START Records for this exercise

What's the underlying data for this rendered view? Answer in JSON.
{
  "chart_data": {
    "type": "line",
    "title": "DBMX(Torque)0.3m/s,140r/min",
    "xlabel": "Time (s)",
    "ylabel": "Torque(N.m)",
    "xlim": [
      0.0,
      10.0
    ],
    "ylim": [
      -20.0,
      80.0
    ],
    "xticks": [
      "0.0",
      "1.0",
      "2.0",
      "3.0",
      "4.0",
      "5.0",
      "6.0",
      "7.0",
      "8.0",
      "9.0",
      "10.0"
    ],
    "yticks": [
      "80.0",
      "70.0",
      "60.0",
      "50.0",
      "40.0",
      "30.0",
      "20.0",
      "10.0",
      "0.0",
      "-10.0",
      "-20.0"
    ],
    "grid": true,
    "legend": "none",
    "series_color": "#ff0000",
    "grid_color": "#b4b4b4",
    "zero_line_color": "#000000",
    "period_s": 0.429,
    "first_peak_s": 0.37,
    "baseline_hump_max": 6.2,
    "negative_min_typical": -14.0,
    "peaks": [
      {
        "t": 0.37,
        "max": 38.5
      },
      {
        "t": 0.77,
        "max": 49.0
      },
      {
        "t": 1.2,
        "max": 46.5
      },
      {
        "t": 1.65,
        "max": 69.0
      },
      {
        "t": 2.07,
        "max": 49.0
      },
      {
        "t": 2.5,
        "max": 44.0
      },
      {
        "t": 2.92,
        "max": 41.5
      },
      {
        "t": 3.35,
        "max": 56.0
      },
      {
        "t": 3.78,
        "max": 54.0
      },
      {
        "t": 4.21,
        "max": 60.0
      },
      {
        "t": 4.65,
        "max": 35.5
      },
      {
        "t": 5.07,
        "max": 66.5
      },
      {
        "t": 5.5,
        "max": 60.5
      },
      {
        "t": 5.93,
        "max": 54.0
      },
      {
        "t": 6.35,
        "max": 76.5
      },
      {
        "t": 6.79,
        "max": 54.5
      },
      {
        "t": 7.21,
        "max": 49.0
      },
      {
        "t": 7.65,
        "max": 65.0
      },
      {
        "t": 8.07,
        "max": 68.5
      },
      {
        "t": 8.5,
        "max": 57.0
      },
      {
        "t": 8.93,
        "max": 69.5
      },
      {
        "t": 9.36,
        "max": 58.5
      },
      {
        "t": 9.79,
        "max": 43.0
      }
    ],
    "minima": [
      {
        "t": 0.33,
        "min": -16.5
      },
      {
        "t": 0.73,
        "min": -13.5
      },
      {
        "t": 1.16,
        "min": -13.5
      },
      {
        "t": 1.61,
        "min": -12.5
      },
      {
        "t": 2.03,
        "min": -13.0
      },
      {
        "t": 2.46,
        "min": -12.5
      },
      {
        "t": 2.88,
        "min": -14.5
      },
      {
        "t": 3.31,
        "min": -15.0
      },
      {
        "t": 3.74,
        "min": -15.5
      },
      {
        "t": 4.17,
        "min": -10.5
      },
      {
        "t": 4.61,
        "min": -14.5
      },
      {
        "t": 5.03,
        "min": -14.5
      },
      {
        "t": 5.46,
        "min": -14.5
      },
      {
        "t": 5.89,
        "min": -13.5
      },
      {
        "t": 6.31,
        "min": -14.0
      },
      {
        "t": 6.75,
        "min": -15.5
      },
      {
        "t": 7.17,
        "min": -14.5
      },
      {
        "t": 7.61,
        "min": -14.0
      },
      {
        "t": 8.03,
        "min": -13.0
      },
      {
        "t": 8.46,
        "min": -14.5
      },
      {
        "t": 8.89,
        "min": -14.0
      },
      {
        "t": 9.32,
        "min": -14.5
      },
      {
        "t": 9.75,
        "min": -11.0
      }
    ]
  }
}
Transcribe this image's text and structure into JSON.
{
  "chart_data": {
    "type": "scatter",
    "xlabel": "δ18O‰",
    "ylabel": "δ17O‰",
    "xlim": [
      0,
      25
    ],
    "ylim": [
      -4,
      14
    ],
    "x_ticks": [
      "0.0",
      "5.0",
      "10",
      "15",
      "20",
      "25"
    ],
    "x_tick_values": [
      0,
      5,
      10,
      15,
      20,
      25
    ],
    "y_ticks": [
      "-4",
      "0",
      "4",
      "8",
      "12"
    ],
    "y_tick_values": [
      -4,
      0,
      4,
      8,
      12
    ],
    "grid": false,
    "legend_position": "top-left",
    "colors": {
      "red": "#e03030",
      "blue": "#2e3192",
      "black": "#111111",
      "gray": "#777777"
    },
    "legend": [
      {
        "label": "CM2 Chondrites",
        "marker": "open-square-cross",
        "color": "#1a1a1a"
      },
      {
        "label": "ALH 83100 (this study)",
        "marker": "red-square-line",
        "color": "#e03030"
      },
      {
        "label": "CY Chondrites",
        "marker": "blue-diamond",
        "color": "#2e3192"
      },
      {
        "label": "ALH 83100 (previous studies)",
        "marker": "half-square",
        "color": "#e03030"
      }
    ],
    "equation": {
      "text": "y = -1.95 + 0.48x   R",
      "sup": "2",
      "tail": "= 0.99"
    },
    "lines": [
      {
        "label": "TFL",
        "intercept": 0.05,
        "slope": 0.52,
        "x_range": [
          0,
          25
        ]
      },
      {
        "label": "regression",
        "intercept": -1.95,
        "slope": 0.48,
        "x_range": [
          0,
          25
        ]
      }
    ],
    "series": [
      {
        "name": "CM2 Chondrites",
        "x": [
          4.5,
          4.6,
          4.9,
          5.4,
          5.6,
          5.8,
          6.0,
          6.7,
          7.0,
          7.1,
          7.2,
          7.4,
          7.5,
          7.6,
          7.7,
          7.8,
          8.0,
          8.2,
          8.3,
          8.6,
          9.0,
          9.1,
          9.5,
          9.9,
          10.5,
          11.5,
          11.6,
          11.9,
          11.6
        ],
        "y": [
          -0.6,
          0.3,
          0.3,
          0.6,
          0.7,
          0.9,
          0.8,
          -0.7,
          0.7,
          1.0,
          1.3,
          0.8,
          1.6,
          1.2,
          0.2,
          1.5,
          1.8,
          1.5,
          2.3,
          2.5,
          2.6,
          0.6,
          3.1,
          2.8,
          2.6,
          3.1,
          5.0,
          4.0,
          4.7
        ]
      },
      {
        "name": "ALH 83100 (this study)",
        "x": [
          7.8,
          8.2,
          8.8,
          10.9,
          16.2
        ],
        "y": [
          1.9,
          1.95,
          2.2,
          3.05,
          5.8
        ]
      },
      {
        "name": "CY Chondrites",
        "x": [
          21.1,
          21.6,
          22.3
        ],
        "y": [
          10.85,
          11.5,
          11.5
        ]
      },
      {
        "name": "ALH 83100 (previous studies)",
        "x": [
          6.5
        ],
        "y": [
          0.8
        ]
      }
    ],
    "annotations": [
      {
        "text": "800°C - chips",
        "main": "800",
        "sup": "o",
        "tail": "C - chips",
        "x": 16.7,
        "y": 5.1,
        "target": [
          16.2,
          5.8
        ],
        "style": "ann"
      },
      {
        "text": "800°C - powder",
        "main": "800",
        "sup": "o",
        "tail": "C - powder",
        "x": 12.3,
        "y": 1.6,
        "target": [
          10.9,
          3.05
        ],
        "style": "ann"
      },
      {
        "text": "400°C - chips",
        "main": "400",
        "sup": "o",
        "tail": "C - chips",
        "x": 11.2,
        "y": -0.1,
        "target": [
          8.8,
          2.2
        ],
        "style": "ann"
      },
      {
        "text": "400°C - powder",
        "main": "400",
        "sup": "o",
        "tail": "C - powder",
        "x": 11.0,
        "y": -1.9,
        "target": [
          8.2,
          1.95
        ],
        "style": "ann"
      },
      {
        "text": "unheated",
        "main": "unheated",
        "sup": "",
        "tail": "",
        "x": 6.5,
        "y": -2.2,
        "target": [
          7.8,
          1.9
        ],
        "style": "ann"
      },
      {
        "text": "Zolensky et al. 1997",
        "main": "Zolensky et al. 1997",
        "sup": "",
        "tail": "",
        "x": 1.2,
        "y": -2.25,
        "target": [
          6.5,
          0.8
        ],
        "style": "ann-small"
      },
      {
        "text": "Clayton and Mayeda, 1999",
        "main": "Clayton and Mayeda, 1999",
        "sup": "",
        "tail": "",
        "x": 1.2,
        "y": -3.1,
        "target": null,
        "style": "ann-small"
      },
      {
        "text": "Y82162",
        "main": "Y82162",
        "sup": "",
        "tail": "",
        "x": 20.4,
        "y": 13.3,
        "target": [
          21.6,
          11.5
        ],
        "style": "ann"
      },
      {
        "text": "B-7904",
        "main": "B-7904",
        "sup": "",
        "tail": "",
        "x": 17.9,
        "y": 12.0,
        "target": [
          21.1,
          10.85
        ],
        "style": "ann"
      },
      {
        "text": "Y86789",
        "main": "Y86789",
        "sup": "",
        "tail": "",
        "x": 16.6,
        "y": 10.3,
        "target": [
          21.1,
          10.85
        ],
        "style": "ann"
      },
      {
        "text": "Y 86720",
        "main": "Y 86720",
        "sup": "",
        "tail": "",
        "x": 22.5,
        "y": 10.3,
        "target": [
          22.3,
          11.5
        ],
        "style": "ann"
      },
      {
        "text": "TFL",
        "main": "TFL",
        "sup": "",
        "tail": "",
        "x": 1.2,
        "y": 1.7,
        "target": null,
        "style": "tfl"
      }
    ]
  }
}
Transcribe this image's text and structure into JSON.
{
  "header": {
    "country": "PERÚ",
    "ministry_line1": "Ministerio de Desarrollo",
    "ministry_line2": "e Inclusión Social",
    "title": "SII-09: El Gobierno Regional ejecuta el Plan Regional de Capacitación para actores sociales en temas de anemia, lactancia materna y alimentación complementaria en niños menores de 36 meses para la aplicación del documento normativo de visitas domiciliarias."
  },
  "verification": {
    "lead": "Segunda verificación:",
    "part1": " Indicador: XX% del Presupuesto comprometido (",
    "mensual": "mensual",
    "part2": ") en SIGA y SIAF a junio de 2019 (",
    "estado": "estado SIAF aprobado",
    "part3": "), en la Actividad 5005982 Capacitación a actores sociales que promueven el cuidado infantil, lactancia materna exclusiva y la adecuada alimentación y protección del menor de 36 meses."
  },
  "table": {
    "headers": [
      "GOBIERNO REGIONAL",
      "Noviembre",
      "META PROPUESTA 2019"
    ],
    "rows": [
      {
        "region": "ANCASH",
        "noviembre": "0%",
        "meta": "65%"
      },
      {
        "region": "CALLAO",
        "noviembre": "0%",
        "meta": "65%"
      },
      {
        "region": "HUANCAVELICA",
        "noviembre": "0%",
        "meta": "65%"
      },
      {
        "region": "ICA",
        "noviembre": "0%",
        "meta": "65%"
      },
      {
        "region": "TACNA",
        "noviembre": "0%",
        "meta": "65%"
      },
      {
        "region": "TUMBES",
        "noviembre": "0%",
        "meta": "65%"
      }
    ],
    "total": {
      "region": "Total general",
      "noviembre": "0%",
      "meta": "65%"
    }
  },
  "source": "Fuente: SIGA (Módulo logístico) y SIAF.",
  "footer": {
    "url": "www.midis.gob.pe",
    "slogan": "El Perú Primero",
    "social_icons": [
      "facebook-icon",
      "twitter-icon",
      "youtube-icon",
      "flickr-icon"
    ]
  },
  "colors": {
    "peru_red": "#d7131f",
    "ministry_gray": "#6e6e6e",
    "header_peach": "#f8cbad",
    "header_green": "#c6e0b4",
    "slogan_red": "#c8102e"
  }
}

END Records for this exercise

Aim of the exercise — Extract every line that has the string "materna" in it.

Solution —
    "title": "SII-09: El Gobierno Regional ejecuta el Plan Regional de Capacitación para actores sociales en temas de anemia, lactancia materna y alimentación complementaria en niños menores de 36 meses para la aplicación del documento normativo de visitas domiciliarias."
    "part3": "), en la Actividad 5005982 Capacitación a actores sociales que promueven el cuidado infantil, lactancia materna exclusiva y la adecuada alimentación y protección del menor de 36 meses."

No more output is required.